| What you have to do |
Please pull out, word for word, the stretch of the post on Maths and English from "Category Archives: numeracy" through "here it is.".

Category Archives: numeracy

‘Manglish’ – or putting the Maths & English in

This was written as part of the Staffrm #28daysofwriting and since I’ve been spending time writing posts on there every day it seems to make sense to add over them here! So here it is.

BeBo getting his reading on
BeBo getting his reading on

I remember at a previous school a few years ago when summer GCSE results dropped to floor level…and all eyes turned to the poor Maths department. Suddenly it was ‘them vs us’, they were the ones who had ‘let the school down’. Spotlight scrutiny was placed on them whilst others wandered round feeling slightly smug or perhaps a little self-righteous that ‘it wasn’t me’. My best friends were in that department, and I knew just how hard they were slogging to get kids to make progress. There were many contributing factors but largely they simply didn’t have the support needed: they needed the rest of the school to be a team. The following year results went up, but now others moaned about losing their curriculum time in order to increase Maths lessons. Then the next year it was English’s turn to have a drop. Different circumstances in some ways, but similar responses. The general vibe was still ‘how could they let this happen’ – as if the rest of us could have done better.

Schools still act in silos. Islands of separate identities with internalised strengths and weaknesses that keep themselves worlds apart. It’s all well and good having whole school numeracy and literacy policies, but until it becomes the everyday language of every teacher and until every one of us accepts responsibility for English and Maths results then really we are still just paying lip service. I say this as someone who has a love of literacy, and who is Numeracy coordinator (don’t ask how that happened, I have no idea). Teachers in my current school do have a good team ethos, and at last INSET we chose various training sessions to develop our own literacy or numeracy as it is important to keep ourselves up to speed not just in our own subject areas. But the key thing is consistency. Consistently using the right language (ideally same as in ‘official’ Maths and English classes), consistently making explicit to learners that ‘now we’re developing your literacy skills’, consistently using the same techniques (as a geographer it’s frustrating finding that Maths and Science use different methods for the same graph!), and consistently embedding Maths and English exercises within our curriculum – whatever subject.

| Supplied material |

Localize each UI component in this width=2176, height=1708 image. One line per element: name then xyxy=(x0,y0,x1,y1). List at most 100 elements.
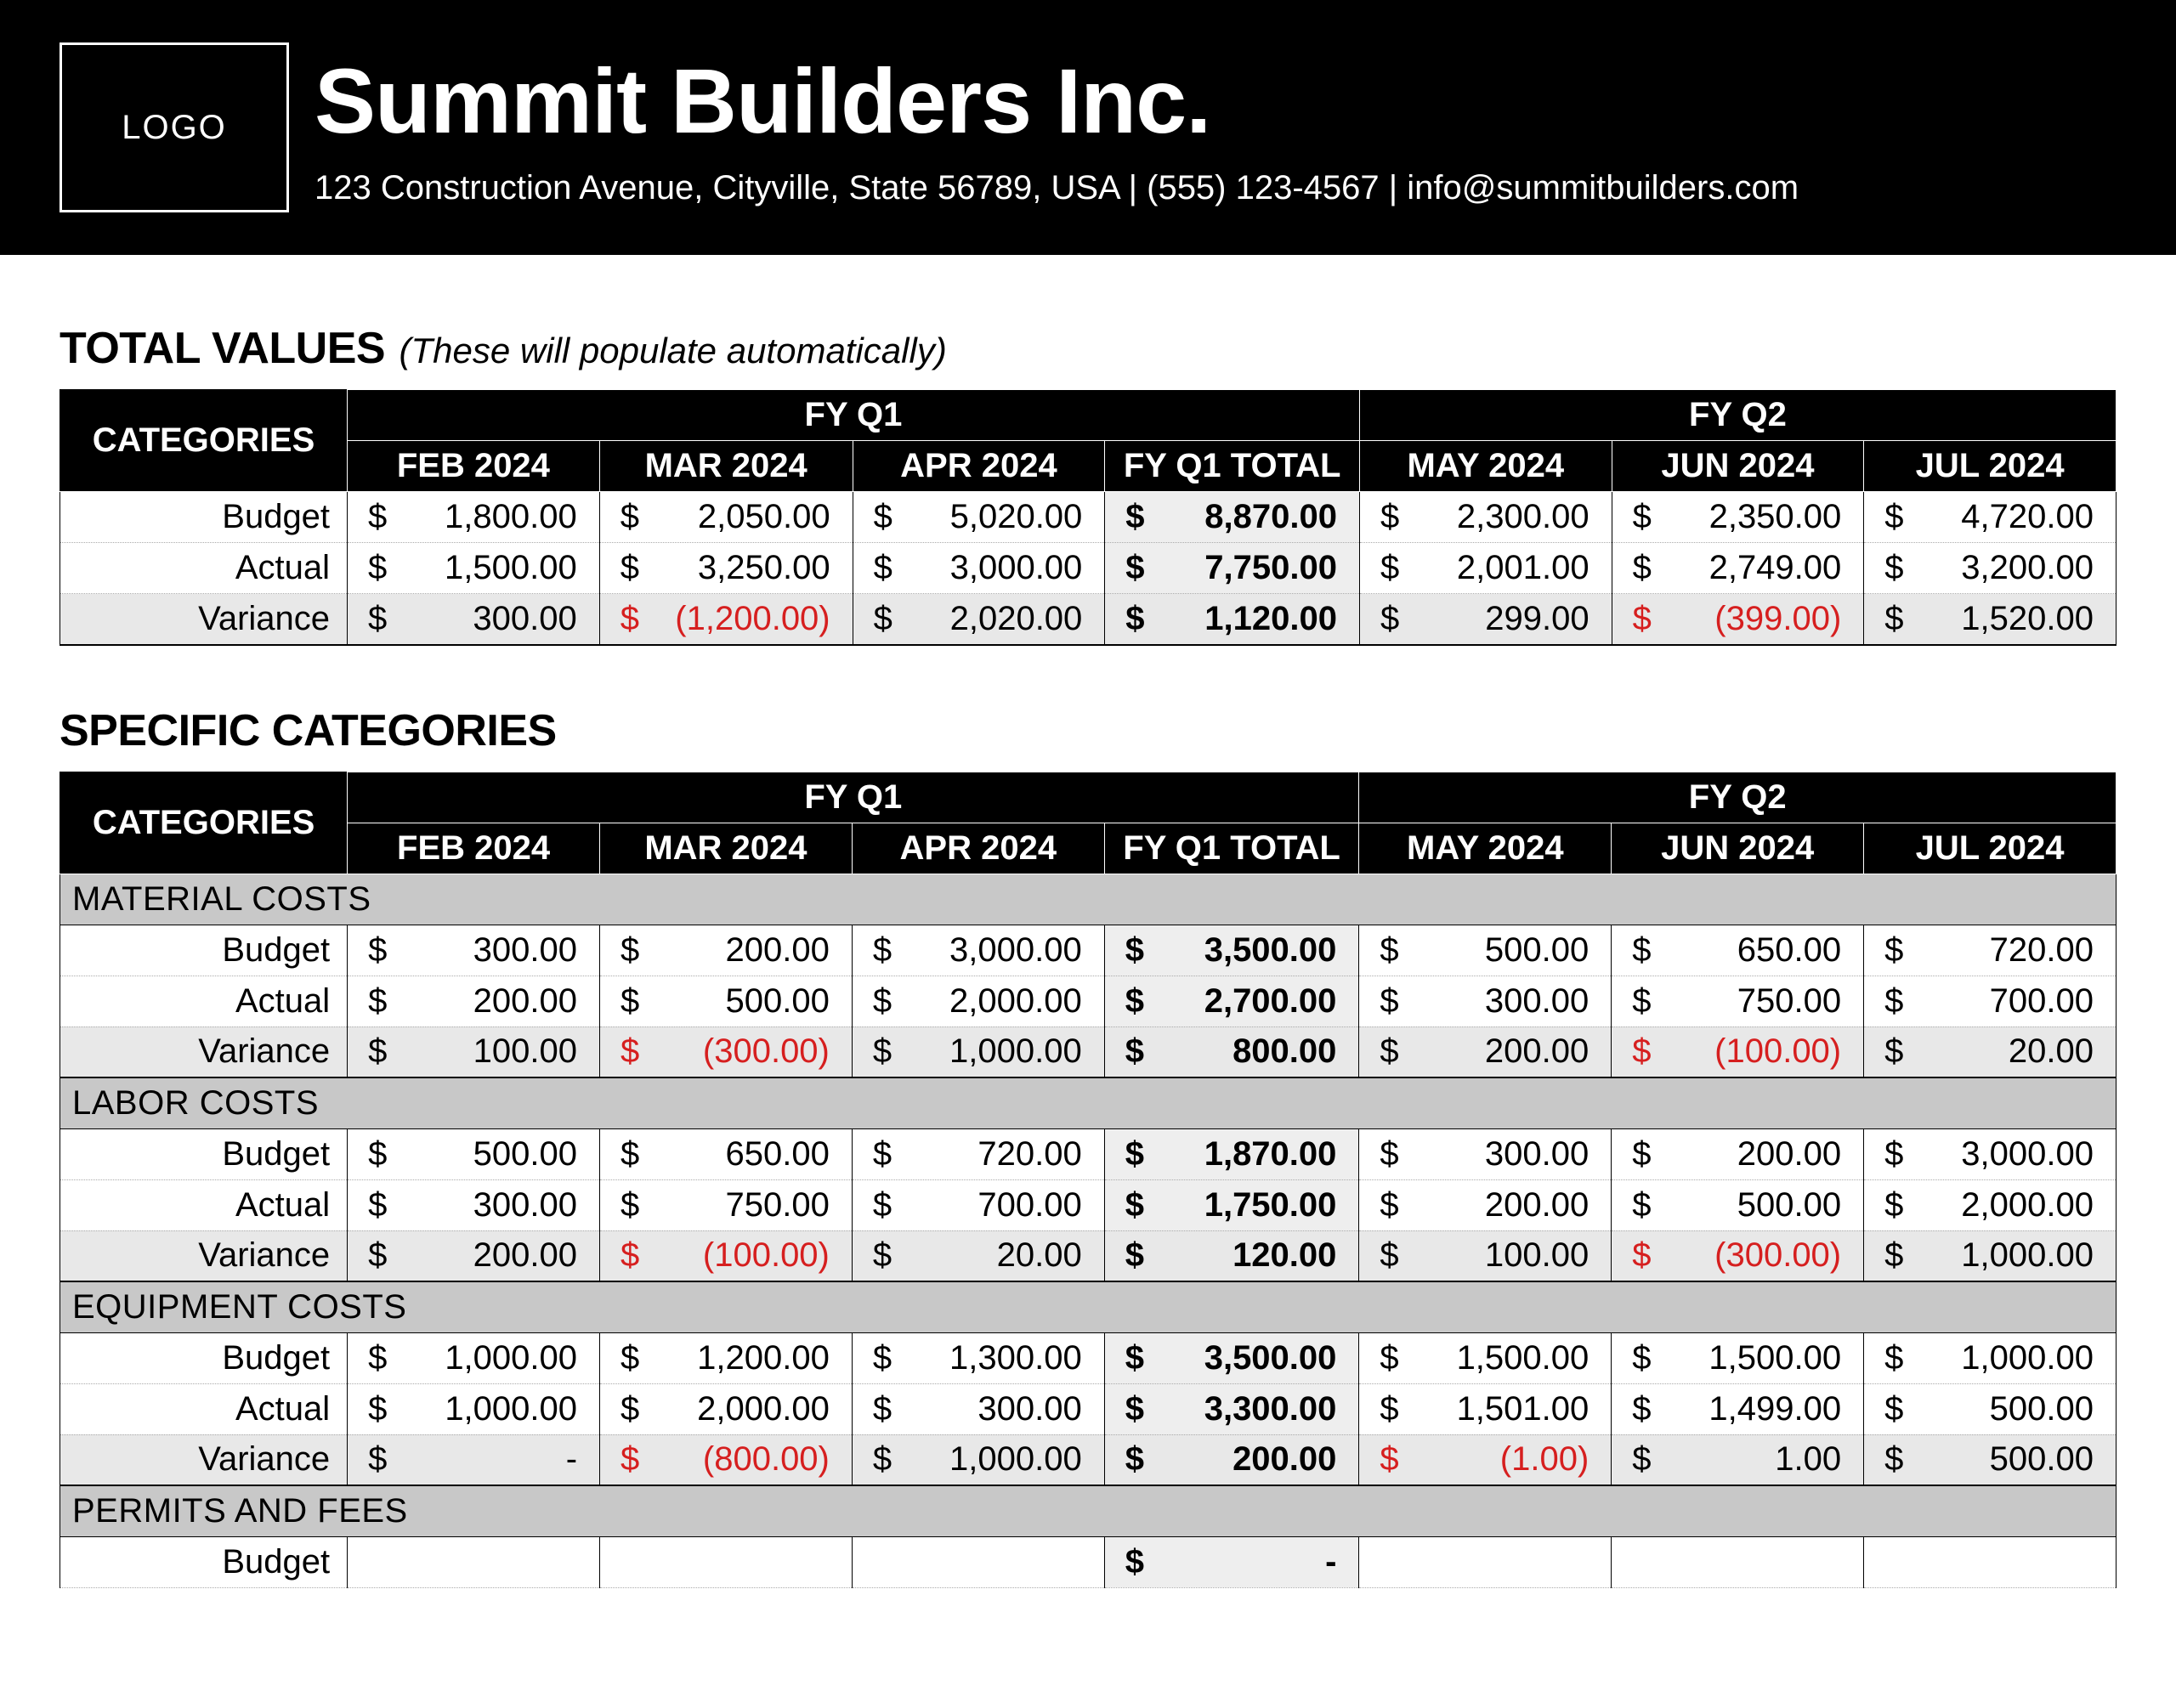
money-cell: $1,120.00 xyxy=(1105,594,1360,645)
totals-section-heading: TOTAL VALUES (These will populate automa… xyxy=(60,323,2116,374)
month-header-row: FEB 2024MAR 2024APR 2024FY Q1 TOTALMAY 2… xyxy=(60,441,2116,492)
money-cell: $- xyxy=(1104,1536,1359,1587)
money-cell: $1,300.00 xyxy=(852,1332,1104,1383)
money-cell: $299.00 xyxy=(1359,594,1612,645)
money-cell: $200.00 xyxy=(1612,1128,1864,1179)
month-header: FY Q1 TOTAL xyxy=(1104,823,1359,874)
category-section-row: PERMITS AND FEES xyxy=(60,1485,2116,1536)
header-text: Summit Builders Inc. 123 Construction Av… xyxy=(314,48,1799,207)
row-label: Actual xyxy=(60,976,348,1026)
money-cell: $20.00 xyxy=(1864,1026,2116,1077)
fy-q2-header: FY Q2 xyxy=(1359,390,2116,441)
money-cell: $720.00 xyxy=(852,1128,1104,1179)
money-cell: $4,720.00 xyxy=(1864,492,2116,543)
money-cell: $3,000.00 xyxy=(852,925,1104,976)
table-row: Actual$1,000.00$2,000.00$300.00$3,300.00… xyxy=(60,1383,2116,1434)
money-cell: $(1.00) xyxy=(1359,1434,1612,1485)
money-cell: $500.00 xyxy=(600,976,853,1026)
category-section-label: PERMITS AND FEES xyxy=(60,1485,2116,1536)
money-cell: $1,000.00 xyxy=(348,1332,600,1383)
table-row: Actual$200.00$500.00$2,000.00$2,700.00$3… xyxy=(60,976,2116,1026)
money-cell: $300.00 xyxy=(348,1179,600,1230)
month-header: APR 2024 xyxy=(852,823,1104,874)
money-cell: $1,000.00 xyxy=(1864,1332,2116,1383)
money-cell: $120.00 xyxy=(1104,1230,1359,1281)
page-header: LOGO Summit Builders Inc. 123 Constructi… xyxy=(0,0,2176,255)
month-header: FEB 2024 xyxy=(348,441,600,492)
row-label: Variance xyxy=(60,1026,348,1077)
money-cell: $500.00 xyxy=(348,1128,600,1179)
row-label: Actual xyxy=(60,543,348,594)
company-name: Summit Builders Inc. xyxy=(314,48,1799,154)
category-section-row: LABOR COSTS xyxy=(60,1077,2116,1128)
month-header: APR 2024 xyxy=(853,441,1105,492)
money-cell: $200.00 xyxy=(600,925,853,976)
table-row: Budget$300.00$200.00$3,000.00$3,500.00$5… xyxy=(60,925,2116,976)
categories-header: CATEGORIES xyxy=(60,772,348,874)
money-cell: $- xyxy=(348,1434,600,1485)
money-cell: $200.00 xyxy=(1104,1434,1359,1485)
money-cell: $1,800.00 xyxy=(348,492,600,543)
money-cell: $1,750.00 xyxy=(1104,1179,1359,1230)
month-header: JUN 2024 xyxy=(1612,441,1864,492)
money-cell: $1,870.00 xyxy=(1104,1128,1359,1179)
fy-q1-header: FY Q1 xyxy=(348,772,1359,823)
money-cell: $2,700.00 xyxy=(1104,976,1359,1026)
money-cell: $720.00 xyxy=(1864,925,2116,976)
money-cell: $7,750.00 xyxy=(1105,543,1360,594)
row-label: Budget xyxy=(60,492,348,543)
row-label: Variance xyxy=(60,1230,348,1281)
money-cell: $(800.00) xyxy=(600,1434,853,1485)
company-contact: 123 Construction Avenue, Cityville, Stat… xyxy=(314,169,1799,207)
row-label: Actual xyxy=(60,1179,348,1230)
money-cell: $500.00 xyxy=(1864,1434,2116,1485)
fy-q2-header: FY Q2 xyxy=(1359,772,2116,823)
money-cell: $3,300.00 xyxy=(1104,1383,1359,1434)
money-cell: $1,200.00 xyxy=(600,1332,853,1383)
month-header: JUN 2024 xyxy=(1612,823,1864,874)
category-section-label: EQUIPMENT COSTS xyxy=(60,1281,2116,1332)
money-cell: $(300.00) xyxy=(1612,1230,1864,1281)
table-row: Variance$300.00$(1,200.00)$2,020.00$1,12… xyxy=(60,594,2116,645)
money-cell: $650.00 xyxy=(1612,925,1864,976)
money-cell: $200.00 xyxy=(348,1230,600,1281)
logo-placeholder: LOGO xyxy=(60,42,289,212)
money-cell: $1.00 xyxy=(1612,1434,1864,1485)
money-cell: $5,020.00 xyxy=(853,492,1105,543)
money-cell: $2,300.00 xyxy=(1359,492,1612,543)
table-row: Budget$500.00$650.00$720.00$1,870.00$300… xyxy=(60,1128,2116,1179)
money-cell: $1,520.00 xyxy=(1864,594,2116,645)
row-label: Actual xyxy=(60,1383,348,1434)
category-section-label: LABOR COSTS xyxy=(60,1077,2116,1128)
money-cell: $(300.00) xyxy=(600,1026,853,1077)
table-row: Variance$-$(800.00)$1,000.00$200.00$(1.0… xyxy=(60,1434,2116,1485)
money-cell: $2,000.00 xyxy=(852,976,1104,1026)
money-cell: $200.00 xyxy=(348,976,600,1026)
logo-text: LOGO xyxy=(122,109,227,147)
row-label: Variance xyxy=(60,1434,348,1485)
money-cell: $3,200.00 xyxy=(1864,543,2116,594)
categories-header: CATEGORIES xyxy=(60,390,348,492)
money-cell: $650.00 xyxy=(600,1128,853,1179)
money-cell: $100.00 xyxy=(348,1026,600,1077)
money-cell xyxy=(348,1536,600,1587)
month-header: FEB 2024 xyxy=(348,823,600,874)
money-cell: $300.00 xyxy=(348,925,600,976)
money-cell: $2,350.00 xyxy=(1612,492,1864,543)
money-cell: $1,000.00 xyxy=(1864,1230,2116,1281)
money-cell: $2,000.00 xyxy=(1864,1179,2116,1230)
money-cell: $1,500.00 xyxy=(1359,1332,1612,1383)
money-cell xyxy=(1612,1536,1864,1587)
money-cell: $3,000.00 xyxy=(1864,1128,2116,1179)
month-header: MAR 2024 xyxy=(600,823,853,874)
totals-title: TOTAL VALUES xyxy=(60,324,385,373)
month-header: JUL 2024 xyxy=(1864,441,2116,492)
month-header: JUL 2024 xyxy=(1864,823,2116,874)
money-cell: $1,500.00 xyxy=(1612,1332,1864,1383)
money-cell: $1,499.00 xyxy=(1612,1383,1864,1434)
money-cell: $3,000.00 xyxy=(853,543,1105,594)
money-cell: $1,000.00 xyxy=(852,1026,1104,1077)
category-section-label: MATERIAL COSTS xyxy=(60,874,2116,925)
money-cell: $500.00 xyxy=(1359,925,1612,976)
money-cell: $(100.00) xyxy=(1612,1026,1864,1077)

| Result |
Category Archives: numeracy

‘Manglish’ – or putting the Maths & English in

This was written as part of the Staffrm #28daysofwriting and since I’ve been spending time writing posts on there every day it seems to make sense to add over them here! So here it is.